◆ **Written request**: Set the listing down again exactly, please, apart from its pictures.

◆ **Data to use**:

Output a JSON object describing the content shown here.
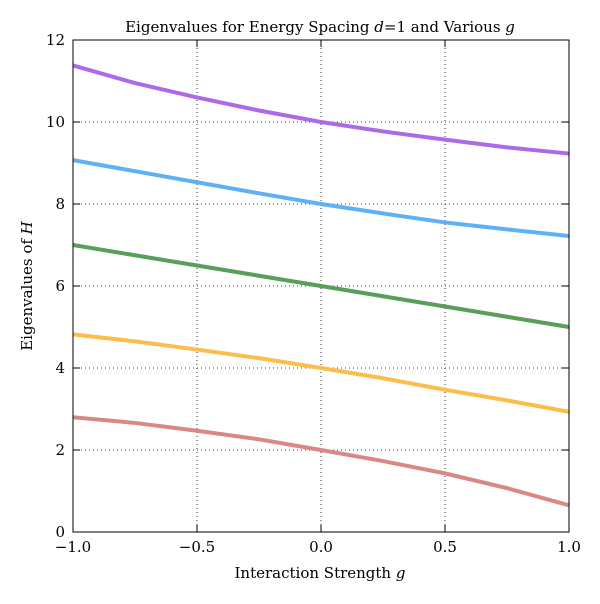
{
  "chart_data": {
    "type": "line",
    "title": {
      "prefix": "Eigenvalues for Energy Spacing ",
      "d_var": "d",
      "d_eq": "=",
      "d_val": "1",
      "middle": " and Various ",
      "g_var": "g"
    },
    "xlabel": {
      "prefix": "Interaction Strength ",
      "var": "g"
    },
    "ylabel": {
      "prefix": "Eigenvalues of ",
      "var": "H"
    },
    "xlim": [
      -1.0,
      1.0
    ],
    "ylim": [
      0,
      12
    ],
    "grid": true,
    "legend": "none",
    "x_ticks": [
      -1.0,
      -0.5,
      0.0,
      0.5,
      1.0
    ],
    "x_tick_labels": [
      "−1.0",
      "−0.5",
      "0.0",
      "0.5",
      "1.0"
    ],
    "y_ticks": [
      0,
      2,
      4,
      6,
      8,
      10,
      12
    ],
    "y_tick_labels": [
      "0",
      "2",
      "4",
      "6",
      "8",
      "10",
      "12"
    ],
    "x": [
      -1.0,
      -0.75,
      -0.5,
      -0.25,
      0.0,
      0.25,
      0.5,
      0.75,
      1.0
    ],
    "series": [
      {
        "color": "#d98886",
        "values": [
          2.8,
          2.66,
          2.47,
          2.26,
          2.0,
          1.73,
          1.43,
          1.07,
          0.65
        ]
      },
      {
        "color": "#fbbd4c",
        "values": [
          4.82,
          4.65,
          4.45,
          4.24,
          4.0,
          3.75,
          3.47,
          3.21,
          2.93
        ]
      },
      {
        "color": "#5a9e5a",
        "values": [
          7.0,
          6.75,
          6.5,
          6.25,
          6.0,
          5.75,
          5.5,
          5.25,
          5.0
        ]
      },
      {
        "color": "#5fb0f5",
        "values": [
          9.07,
          8.8,
          8.53,
          8.26,
          8.0,
          7.77,
          7.55,
          7.38,
          7.22
        ]
      },
      {
        "color": "#ac6ae8",
        "values": [
          11.38,
          10.95,
          10.6,
          10.28,
          10.0,
          9.77,
          9.57,
          9.38,
          9.23
        ]
      }
    ]
  }
}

◆ **Exercise result**:
Output a JSON object describing the content shown here.
{
  "chart_data": {
    "type": "line",
    "title": {
      "prefix": "Eigenvalues for Energy Spacing ",
      "d_var": "d",
      "d_eq": "=",
      "d_val": "1",
      "middle": " and Various ",
      "g_var": "g"
    },
    "xlabel": {
      "prefix": "Interaction Strength ",
      "var": "g"
    },
    "ylabel": {
      "prefix": "Eigenvalues of ",
      "var": "H"
    },
    "xlim": [
      -1.0,
      1.0
    ],
    "ylim": [
      0,
      12
    ],
    "grid": true,
    "legend": "none",
    "x_ticks": [
      -1.0,
      -0.5,
      0.0,
      0.5,
      1.0
    ],
    "x_tick_labels": [
      "−1.0",
      "−0.5",
      "0.0",
      "0.5",
      "1.0"
    ],
    "y_ticks": [
      0,
      2,
      4,
      6,
      8,
      10,
      12
    ],
    "y_tick_labels": [
      "0",
      "2",
      "4",
      "6",
      "8",
      "10",
      "12"
    ],
    "x": [
      -1.0,
      -0.75,
      -0.5,
      -0.25,
      0.0,
      0.25,
      0.5,
      0.75,
      1.0
    ],
    "series": [
      {
        "color": "#d98886",
        "values": [
          2.8,
          2.66,
          2.47,
          2.26,
          2.0,
          1.73,
          1.43,
          1.07,
          0.65
        ]
      },
      {
        "color": "#fbbd4c",
        "values": [
          4.82,
          4.65,
          4.45,
          4.24,
          4.0,
          3.75,
          3.47,
          3.21,
          2.93
        ]
      },
      {
        "color": "#5a9e5a",
        "values": [
          7.0,
          6.75,
          6.5,
          6.25,
          6.0,
          5.75,
          5.5,
          5.25,
          5.0
        ]
      },
      {
        "color": "#5fb0f5",
        "values": [
          9.07,
          8.8,
          8.53,
          8.26,
          8.0,
          7.77,
          7.55,
          7.38,
          7.22
        ]
      },
      {
        "color": "#ac6ae8",
        "values": [
          11.38,
          10.95,
          10.6,
          10.28,
          10.0,
          9.77,
          9.57,
          9.38,
          9.23
        ]
      }
    ]
  }
}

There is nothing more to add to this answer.